• [Your objective]: Keep only those lines of the records that include the string "persilahkan".

• [Items]:
<<<<

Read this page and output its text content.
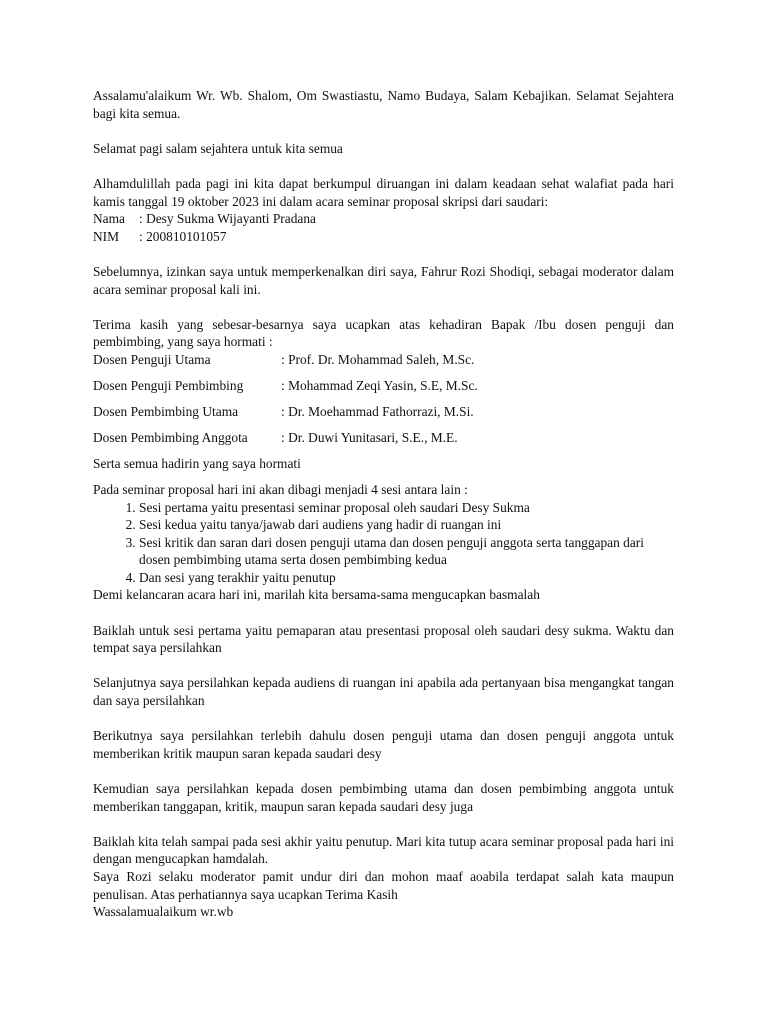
Assalamu'alaikum Wr. Wb. Shalom, Om Swastiastu, Namo Budaya, Salam Kebajikan. Selamat Sejahtera bagi kita semua.

Selamat pagi salam sejahtera untuk kita semua

Alhamdulillah pada pagi ini kita dapat berkumpul diruangan ini dalam keadaan sehat walafiat pada hari kamis tanggal 19 oktober 2023 ini dalam acara seminar proposal skripsi dari saudari:

Nama	: Desy Sukma Wijayanti Pradana
NIM	: 200810101057

Sebelumnya, izinkan saya untuk memperkenalkan diri saya, Fahrur Rozi Shodiqi, sebagai moderator dalam acara seminar proposal kali ini.

Terima kasih yang sebesar-besarnya saya ucapkan atas kehadiran Bapak /Ibu dosen penguji dan pembimbing, yang saya hormati :

Dosen Penguji Utama	: Prof. Dr. Mohammad Saleh, M.Sc.
Dosen Penguji Pembimbing	: Mohammad Zeqi Yasin, S.E, M.Sc.
Dosen Pembimbing Utama	: Dr. Moehammad Fathorrazi, M.Si.
Dosen Pembimbing Anggota	: Dr. Duwi Yunitasari, S.E., M.E.
Serta semua hadirin yang saya hormati

Pada seminar proposal hari ini akan dibagi menjadi 4 sesi antara lain :

1. Sesi pertama yaitu presentasi seminar proposal oleh saudari Desy Sukma
2. Sesi kedua yaitu tanya/jawab dari audiens yang hadir di ruangan ini
3. Sesi kritik dan saran dari dosen penguji utama dan dosen penguji anggota serta tanggapan dari dosen pembimbing utama serta dosen pembimbing kedua
4. Dan sesi yang terakhir yaitu penutup

Demi kelancaran acara hari ini, marilah kita bersama-sama mengucapkan basmalah

Baiklah untuk sesi pertama yaitu pemaparan atau presentasi proposal oleh saudari desy sukma. Waktu dan tempat saya persilahkan

Selanjutnya saya persilahkan kepada audiens di ruangan ini apabila ada pertanyaan bisa mengangkat tangan dan saya persilahkan

Berikutnya saya persilahkan terlebih dahulu dosen penguji utama dan dosen penguji anggota untuk memberikan kritik maupun saran kepada saudari desy

Kemudian saya persilahkan kepada dosen pembimbing utama dan dosen pembimbing anggota untuk memberikan tanggapan, kritik, maupun saran kepada saudari desy juga

Baiklah kita telah sampai pada sesi akhir yaitu penutup. Mari kita tutup acara seminar proposal pada hari ini dengan mengucapkan hamdalah.

Saya Rozi selaku moderator pamit undur diri dan mohon maaf aoabila terdapat salah kata maupun penulisan. Atas perhatiannya saya ucapkan Terima Kasih

Wassalamualaikum wr.wb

>>>>

• [Solution to the problem]:
Baiklah untuk sesi pertama yaitu pemaparan atau presentasi proposal oleh saudari desy sukma. Waktu dan tempat saya persilahkan
Selanjutnya saya persilahkan kepada audiens di ruangan ini apabila ada pertanyaan bisa mengangkat tangan dan saya persilahkan
Berikutnya saya persilahkan terlebih dahulu dosen penguji utama dan dosen penguji anggota untuk memberikan kritik maupun saran kepada saudari desy
Kemudian saya persilahkan kepada dosen pembimbing utama dan dosen pembimbing anggota untuk memberikan tanggapan, kritik, maupun saran kepada saudari desy juga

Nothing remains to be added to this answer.